Locate the word "JSON" in the material, then show every line that holds it.
>>>
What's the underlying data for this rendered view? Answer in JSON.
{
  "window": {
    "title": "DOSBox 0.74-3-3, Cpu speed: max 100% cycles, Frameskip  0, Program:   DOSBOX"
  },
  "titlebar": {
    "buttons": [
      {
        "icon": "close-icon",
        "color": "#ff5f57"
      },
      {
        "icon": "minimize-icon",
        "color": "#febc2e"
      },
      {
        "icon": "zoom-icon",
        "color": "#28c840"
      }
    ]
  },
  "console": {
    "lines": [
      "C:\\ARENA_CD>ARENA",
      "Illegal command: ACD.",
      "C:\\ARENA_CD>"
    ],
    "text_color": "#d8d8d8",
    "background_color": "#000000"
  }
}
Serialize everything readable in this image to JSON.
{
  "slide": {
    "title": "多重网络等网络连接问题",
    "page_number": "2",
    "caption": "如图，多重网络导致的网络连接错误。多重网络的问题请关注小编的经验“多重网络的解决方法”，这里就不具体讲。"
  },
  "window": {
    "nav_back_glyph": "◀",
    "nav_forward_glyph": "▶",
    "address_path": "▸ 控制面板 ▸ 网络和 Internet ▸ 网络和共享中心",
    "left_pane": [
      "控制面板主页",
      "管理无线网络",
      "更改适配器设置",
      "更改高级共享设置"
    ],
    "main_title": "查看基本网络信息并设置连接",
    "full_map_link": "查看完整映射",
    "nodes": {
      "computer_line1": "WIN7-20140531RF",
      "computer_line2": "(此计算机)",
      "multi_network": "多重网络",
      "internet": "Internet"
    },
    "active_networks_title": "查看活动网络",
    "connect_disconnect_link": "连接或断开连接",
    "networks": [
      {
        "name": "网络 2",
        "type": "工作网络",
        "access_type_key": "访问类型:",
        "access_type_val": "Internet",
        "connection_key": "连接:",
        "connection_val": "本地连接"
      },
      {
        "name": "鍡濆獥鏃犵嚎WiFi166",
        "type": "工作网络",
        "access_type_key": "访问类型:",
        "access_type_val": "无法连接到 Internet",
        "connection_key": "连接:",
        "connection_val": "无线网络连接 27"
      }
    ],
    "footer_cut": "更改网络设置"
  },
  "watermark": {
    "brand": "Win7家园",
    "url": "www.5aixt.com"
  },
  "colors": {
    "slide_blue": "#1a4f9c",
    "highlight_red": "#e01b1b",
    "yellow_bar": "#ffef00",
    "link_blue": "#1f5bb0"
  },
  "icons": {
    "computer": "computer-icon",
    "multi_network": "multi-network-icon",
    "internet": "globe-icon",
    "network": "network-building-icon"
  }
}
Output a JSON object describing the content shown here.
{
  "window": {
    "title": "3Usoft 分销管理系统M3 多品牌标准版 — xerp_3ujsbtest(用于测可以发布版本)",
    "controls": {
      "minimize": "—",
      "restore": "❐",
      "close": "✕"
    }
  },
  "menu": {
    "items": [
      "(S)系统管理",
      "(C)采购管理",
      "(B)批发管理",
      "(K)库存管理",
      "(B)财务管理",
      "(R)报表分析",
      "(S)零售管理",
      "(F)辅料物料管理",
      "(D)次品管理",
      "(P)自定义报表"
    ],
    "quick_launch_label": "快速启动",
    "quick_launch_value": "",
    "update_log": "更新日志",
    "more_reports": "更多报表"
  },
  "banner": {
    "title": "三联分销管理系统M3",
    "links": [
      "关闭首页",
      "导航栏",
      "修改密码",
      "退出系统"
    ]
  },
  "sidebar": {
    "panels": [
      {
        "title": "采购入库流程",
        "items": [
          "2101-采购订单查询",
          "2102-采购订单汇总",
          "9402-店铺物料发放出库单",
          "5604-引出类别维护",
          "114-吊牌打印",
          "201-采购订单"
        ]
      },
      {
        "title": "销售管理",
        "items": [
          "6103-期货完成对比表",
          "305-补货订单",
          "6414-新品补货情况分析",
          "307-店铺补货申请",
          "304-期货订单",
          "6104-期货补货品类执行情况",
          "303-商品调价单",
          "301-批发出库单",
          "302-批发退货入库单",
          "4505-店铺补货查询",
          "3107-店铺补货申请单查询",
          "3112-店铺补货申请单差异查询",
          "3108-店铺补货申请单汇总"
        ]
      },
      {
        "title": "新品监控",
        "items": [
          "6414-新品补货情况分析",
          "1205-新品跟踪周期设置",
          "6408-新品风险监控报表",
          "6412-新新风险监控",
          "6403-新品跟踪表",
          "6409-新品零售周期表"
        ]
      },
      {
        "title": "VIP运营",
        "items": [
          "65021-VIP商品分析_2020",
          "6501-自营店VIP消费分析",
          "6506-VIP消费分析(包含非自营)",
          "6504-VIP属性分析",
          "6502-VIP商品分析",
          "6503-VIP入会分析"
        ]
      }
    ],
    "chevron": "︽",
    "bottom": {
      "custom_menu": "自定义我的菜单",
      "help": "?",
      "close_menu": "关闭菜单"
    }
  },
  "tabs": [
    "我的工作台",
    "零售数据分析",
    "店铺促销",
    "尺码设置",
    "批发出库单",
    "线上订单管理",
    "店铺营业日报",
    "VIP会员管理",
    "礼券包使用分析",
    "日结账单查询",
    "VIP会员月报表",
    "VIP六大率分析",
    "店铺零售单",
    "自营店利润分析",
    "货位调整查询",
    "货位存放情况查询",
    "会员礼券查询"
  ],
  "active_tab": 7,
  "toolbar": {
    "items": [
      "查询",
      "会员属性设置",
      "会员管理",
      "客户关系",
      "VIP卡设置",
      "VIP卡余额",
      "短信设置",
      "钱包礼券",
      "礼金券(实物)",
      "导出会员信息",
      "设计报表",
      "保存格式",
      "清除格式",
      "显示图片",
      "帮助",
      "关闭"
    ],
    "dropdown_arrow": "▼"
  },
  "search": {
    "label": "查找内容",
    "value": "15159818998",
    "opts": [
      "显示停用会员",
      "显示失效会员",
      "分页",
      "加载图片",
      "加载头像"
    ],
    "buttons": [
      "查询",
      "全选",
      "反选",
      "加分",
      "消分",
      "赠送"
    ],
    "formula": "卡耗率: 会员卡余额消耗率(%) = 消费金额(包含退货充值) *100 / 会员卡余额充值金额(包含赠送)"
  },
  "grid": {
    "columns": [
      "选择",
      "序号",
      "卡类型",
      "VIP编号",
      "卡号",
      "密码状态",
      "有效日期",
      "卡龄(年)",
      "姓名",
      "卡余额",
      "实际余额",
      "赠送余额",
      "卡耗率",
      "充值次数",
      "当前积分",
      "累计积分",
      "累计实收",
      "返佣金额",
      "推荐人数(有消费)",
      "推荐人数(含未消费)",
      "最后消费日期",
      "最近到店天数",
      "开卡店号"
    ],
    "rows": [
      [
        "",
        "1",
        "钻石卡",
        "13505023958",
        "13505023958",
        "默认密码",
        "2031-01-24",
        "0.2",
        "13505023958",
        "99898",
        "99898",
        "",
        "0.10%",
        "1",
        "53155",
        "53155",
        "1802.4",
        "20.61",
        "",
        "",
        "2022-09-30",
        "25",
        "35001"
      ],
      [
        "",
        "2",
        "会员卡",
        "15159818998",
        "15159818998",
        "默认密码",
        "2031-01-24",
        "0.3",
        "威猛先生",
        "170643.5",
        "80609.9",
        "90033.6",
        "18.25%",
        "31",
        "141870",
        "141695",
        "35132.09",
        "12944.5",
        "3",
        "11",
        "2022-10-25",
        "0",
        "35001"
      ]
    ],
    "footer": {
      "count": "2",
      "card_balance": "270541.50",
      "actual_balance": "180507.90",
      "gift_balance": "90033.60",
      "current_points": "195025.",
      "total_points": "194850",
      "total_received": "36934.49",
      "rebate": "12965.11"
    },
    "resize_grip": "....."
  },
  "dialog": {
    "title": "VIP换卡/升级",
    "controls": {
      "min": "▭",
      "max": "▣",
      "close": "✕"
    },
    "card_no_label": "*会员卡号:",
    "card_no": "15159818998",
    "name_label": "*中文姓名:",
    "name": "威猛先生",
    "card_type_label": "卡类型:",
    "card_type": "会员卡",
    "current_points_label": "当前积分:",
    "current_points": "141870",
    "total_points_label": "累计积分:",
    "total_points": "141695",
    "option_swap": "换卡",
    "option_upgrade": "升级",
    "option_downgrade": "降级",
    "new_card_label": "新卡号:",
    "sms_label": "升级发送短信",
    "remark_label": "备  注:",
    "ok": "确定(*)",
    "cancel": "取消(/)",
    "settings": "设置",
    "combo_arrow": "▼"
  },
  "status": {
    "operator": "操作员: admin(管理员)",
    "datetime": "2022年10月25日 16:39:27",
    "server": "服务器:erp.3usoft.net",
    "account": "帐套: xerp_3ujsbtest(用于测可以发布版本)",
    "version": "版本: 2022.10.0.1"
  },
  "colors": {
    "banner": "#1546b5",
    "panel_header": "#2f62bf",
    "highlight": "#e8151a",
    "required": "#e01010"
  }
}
<<<
Result:
What's the underlying data for this rendered view? Answer in JSON.
Serialize everything readable in this image to JSON.
Output a JSON object describing the content shown here.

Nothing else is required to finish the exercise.